** START DATA FOR THIS EXERCISE **

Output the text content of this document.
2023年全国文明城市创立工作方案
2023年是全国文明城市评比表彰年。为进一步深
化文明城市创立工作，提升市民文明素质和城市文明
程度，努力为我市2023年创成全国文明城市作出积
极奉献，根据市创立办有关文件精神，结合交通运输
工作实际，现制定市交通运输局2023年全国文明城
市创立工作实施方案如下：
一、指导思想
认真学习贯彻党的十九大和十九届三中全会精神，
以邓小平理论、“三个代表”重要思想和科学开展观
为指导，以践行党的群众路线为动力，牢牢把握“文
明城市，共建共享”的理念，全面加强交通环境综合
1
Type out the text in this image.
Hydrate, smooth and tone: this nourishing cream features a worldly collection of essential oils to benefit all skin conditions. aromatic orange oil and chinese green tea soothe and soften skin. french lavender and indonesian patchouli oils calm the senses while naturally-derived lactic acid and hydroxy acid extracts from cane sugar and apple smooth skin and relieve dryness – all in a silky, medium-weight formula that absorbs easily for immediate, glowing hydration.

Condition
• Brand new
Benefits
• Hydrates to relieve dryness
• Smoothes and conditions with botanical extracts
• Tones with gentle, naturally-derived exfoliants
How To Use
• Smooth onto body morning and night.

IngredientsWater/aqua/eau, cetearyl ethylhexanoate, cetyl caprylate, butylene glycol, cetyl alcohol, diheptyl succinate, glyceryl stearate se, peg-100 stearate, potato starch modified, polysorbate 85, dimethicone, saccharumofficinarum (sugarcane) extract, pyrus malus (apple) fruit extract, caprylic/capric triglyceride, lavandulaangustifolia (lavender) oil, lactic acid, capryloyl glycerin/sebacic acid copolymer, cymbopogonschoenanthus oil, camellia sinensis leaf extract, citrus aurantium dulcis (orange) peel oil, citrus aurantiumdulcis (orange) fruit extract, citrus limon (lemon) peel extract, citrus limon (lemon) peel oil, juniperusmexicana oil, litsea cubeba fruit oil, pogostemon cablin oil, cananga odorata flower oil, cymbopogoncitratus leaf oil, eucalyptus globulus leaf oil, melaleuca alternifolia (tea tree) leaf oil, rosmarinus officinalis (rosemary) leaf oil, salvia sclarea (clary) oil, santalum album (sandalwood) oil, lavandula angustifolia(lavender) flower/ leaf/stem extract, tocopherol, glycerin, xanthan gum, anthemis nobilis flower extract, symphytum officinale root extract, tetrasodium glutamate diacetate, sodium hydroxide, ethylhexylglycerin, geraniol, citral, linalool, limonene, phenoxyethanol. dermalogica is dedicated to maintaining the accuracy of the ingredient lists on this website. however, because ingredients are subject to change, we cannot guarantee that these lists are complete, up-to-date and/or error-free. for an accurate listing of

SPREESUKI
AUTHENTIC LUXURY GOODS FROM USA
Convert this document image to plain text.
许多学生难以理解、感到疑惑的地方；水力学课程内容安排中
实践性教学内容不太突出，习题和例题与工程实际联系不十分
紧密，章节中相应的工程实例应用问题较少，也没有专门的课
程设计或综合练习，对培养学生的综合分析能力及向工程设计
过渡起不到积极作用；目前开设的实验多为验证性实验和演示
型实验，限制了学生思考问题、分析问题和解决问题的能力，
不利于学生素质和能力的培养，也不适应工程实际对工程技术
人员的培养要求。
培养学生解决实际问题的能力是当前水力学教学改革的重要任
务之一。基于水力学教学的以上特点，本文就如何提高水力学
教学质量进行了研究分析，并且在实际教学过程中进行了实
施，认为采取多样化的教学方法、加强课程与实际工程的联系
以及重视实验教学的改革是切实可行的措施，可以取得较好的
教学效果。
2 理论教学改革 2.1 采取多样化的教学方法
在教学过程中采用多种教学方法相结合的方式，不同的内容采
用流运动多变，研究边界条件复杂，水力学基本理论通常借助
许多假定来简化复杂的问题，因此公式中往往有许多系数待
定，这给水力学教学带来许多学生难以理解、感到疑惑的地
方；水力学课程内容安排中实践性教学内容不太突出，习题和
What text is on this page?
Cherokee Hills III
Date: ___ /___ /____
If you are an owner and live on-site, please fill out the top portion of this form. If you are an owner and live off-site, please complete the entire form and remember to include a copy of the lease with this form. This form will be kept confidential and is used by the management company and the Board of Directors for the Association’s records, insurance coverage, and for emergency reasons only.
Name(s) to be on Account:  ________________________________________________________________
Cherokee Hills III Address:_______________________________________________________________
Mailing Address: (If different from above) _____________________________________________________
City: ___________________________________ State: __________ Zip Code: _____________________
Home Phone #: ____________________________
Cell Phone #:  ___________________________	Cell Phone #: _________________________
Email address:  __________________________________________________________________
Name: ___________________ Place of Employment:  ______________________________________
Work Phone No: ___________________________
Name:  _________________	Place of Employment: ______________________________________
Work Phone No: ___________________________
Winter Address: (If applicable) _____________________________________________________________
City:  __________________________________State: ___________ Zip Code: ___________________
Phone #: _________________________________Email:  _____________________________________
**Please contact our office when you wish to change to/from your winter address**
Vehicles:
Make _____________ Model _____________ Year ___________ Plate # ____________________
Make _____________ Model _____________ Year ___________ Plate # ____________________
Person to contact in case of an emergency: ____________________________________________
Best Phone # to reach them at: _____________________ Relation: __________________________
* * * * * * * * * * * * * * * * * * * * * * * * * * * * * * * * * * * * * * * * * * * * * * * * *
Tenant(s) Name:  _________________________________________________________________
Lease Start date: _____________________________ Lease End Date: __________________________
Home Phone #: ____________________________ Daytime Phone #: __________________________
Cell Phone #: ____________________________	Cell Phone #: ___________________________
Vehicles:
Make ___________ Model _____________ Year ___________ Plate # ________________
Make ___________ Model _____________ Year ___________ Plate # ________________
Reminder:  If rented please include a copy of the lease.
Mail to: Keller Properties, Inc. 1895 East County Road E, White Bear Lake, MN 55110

** END DATA FOR THIS EXERCISE **

# [TASK TO COMPLETE]
Copy each line of the data above that holds "Cherokee".

# [SOLUTION TO THE PROBLEM]
Cherokee Hills III
Cherokee Hills III Address:_______________________________________________________________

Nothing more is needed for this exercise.